- Exercise -
Write out the whole listing word for word.

- Task inputs -
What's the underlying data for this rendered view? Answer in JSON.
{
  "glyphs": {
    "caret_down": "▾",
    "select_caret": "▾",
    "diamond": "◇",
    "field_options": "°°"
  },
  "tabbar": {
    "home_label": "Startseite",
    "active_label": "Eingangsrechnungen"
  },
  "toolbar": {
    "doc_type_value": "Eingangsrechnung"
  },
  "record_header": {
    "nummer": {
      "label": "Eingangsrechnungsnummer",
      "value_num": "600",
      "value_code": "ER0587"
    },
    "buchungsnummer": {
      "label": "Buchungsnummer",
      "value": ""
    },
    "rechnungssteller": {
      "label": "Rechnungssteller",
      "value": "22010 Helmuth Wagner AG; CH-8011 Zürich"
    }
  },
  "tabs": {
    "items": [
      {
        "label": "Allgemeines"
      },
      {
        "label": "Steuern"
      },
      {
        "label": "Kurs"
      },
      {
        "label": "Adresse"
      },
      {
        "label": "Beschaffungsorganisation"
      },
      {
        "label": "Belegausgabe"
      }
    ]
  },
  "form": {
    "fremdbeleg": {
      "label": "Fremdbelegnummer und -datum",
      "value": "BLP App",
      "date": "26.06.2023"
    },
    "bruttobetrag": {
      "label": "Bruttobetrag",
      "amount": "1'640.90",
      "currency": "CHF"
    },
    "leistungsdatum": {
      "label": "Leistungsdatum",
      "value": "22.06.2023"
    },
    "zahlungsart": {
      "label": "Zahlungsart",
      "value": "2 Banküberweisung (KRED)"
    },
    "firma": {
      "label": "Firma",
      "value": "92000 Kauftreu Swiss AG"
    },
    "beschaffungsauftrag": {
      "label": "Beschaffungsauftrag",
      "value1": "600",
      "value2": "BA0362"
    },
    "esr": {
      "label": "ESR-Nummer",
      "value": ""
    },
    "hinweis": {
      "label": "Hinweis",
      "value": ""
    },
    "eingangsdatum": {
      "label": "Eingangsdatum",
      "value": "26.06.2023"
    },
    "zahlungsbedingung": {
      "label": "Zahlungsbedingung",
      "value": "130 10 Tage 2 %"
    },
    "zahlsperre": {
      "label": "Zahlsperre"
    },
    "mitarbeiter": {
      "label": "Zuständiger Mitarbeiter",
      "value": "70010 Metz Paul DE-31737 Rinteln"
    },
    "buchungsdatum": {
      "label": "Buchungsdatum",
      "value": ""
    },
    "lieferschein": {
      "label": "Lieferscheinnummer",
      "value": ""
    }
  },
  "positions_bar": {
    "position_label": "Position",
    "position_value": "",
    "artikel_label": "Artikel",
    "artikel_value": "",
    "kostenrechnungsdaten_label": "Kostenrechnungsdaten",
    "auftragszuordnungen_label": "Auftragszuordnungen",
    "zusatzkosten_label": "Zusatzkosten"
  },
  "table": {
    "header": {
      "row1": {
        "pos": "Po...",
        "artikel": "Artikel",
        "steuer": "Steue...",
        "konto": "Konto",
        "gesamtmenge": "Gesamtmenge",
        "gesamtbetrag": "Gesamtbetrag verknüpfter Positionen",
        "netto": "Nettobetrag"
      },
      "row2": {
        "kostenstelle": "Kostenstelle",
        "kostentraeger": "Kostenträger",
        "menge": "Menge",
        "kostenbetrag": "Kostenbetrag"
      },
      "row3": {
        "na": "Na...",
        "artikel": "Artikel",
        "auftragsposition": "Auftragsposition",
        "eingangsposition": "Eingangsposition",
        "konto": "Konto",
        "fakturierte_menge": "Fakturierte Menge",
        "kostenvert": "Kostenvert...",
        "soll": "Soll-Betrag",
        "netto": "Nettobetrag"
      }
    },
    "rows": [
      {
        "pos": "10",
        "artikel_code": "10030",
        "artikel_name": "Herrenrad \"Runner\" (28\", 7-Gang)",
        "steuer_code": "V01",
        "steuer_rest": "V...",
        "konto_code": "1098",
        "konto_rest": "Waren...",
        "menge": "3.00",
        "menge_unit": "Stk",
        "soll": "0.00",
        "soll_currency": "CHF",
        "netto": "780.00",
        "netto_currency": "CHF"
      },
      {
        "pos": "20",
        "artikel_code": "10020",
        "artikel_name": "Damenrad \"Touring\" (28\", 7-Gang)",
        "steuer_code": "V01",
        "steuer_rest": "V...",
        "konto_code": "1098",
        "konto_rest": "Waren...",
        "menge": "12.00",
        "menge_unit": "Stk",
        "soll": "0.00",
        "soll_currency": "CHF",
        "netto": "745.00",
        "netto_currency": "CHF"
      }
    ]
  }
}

- Output of the task -
What's the underlying data for this rendered view? Answer in JSON.
{
  "glyphs": {
    "caret_down": "▾",
    "select_caret": "▾",
    "diamond": "◇",
    "field_options": "°°"
  },
  "tabbar": {
    "home_label": "Startseite",
    "active_label": "Eingangsrechnungen"
  },
  "toolbar": {
    "doc_type_value": "Eingangsrechnung"
  },
  "record_header": {
    "nummer": {
      "label": "Eingangsrechnungsnummer",
      "value_num": "600",
      "value_code": "ER0587"
    },
    "buchungsnummer": {
      "label": "Buchungsnummer",
      "value": ""
    },
    "rechnungssteller": {
      "label": "Rechnungssteller",
      "value": "22010 Helmuth Wagner AG; CH-8011 Zürich"
    }
  },
  "tabs": {
    "items": [
      {
        "label": "Allgemeines"
      },
      {
        "label": "Steuern"
      },
      {
        "label": "Kurs"
      },
      {
        "label": "Adresse"
      },
      {
        "label": "Beschaffungsorganisation"
      },
      {
        "label": "Belegausgabe"
      }
    ]
  },
  "form": {
    "fremdbeleg": {
      "label": "Fremdbelegnummer und -datum",
      "value": "BLP App",
      "date": "26.06.2023"
    },
    "bruttobetrag": {
      "label": "Bruttobetrag",
      "amount": "1'640.90",
      "currency": "CHF"
    },
    "leistungsdatum": {
      "label": "Leistungsdatum",
      "value": "22.06.2023"
    },
    "zahlungsart": {
      "label": "Zahlungsart",
      "value": "2 Banküberweisung (KRED)"
    },
    "firma": {
      "label": "Firma",
      "value": "92000 Kauftreu Swiss AG"
    },
    "beschaffungsauftrag": {
      "label": "Beschaffungsauftrag",
      "value1": "600",
      "value2": "BA0362"
    },
    "esr": {
      "label": "ESR-Nummer",
      "value": ""
    },
    "hinweis": {
      "label": "Hinweis",
      "value": ""
    },
    "eingangsdatum": {
      "label": "Eingangsdatum",
      "value": "26.06.2023"
    },
    "zahlungsbedingung": {
      "label": "Zahlungsbedingung",
      "value": "130 10 Tage 2 %"
    },
    "zahlsperre": {
      "label": "Zahlsperre"
    },
    "mitarbeiter": {
      "label": "Zuständiger Mitarbeiter",
      "value": "70010 Metz Paul DE-31737 Rinteln"
    },
    "buchungsdatum": {
      "label": "Buchungsdatum",
      "value": ""
    },
    "lieferschein": {
      "label": "Lieferscheinnummer",
      "value": ""
    }
  },
  "positions_bar": {
    "position_label": "Position",
    "position_value": "",
    "artikel_label": "Artikel",
    "artikel_value": "",
    "kostenrechnungsdaten_label": "Kostenrechnungsdaten",
    "auftragszuordnungen_label": "Auftragszuordnungen",
    "zusatzkosten_label": "Zusatzkosten"
  },
  "table": {
    "header": {
      "row1": {
        "pos": "Po...",
        "artikel": "Artikel",
        "steuer": "Steue...",
        "konto": "Konto",
        "gesamtmenge": "Gesamtmenge",
        "gesamtbetrag": "Gesamtbetrag verknüpfter Positionen",
        "netto": "Nettobetrag"
      },
      "row2": {
        "kostenstelle": "Kostenstelle",
        "kostentraeger": "Kostenträger",
        "menge": "Menge",
        "kostenbetrag": "Kostenbetrag"
      },
      "row3": {
        "na": "Na...",
        "artikel": "Artikel",
        "auftragsposition": "Auftragsposition",
        "eingangsposition": "Eingangsposition",
        "konto": "Konto",
        "fakturierte_menge": "Fakturierte Menge",
        "kostenvert": "Kostenvert...",
        "soll": "Soll-Betrag",
        "netto": "Nettobetrag"
      }
    },
    "rows": [
      {
        "pos": "10",
        "artikel_code": "10030",
        "artikel_name": "Herrenrad \"Runner\" (28\", 7-Gang)",
        "steuer_code": "V01",
        "steuer_rest": "V...",
        "konto_code": "1098",
        "konto_rest": "Waren...",
        "menge": "3.00",
        "menge_unit": "Stk",
        "soll": "0.00",
        "soll_currency": "CHF",
        "netto": "780.00",
        "netto_currency": "CHF"
      },
      {
        "pos": "20",
        "artikel_code": "10020",
        "artikel_name": "Damenrad \"Touring\" (28\", 7-Gang)",
        "steuer_code": "V01",
        "steuer_rest": "V...",
        "konto_code": "1098",
        "konto_rest": "Waren...",
        "menge": "12.00",
        "menge_unit": "Stk",
        "soll": "0.00",
        "soll_currency": "CHF",
        "netto": "745.00",
        "netto_currency": "CHF"
      }
    ]
  }
}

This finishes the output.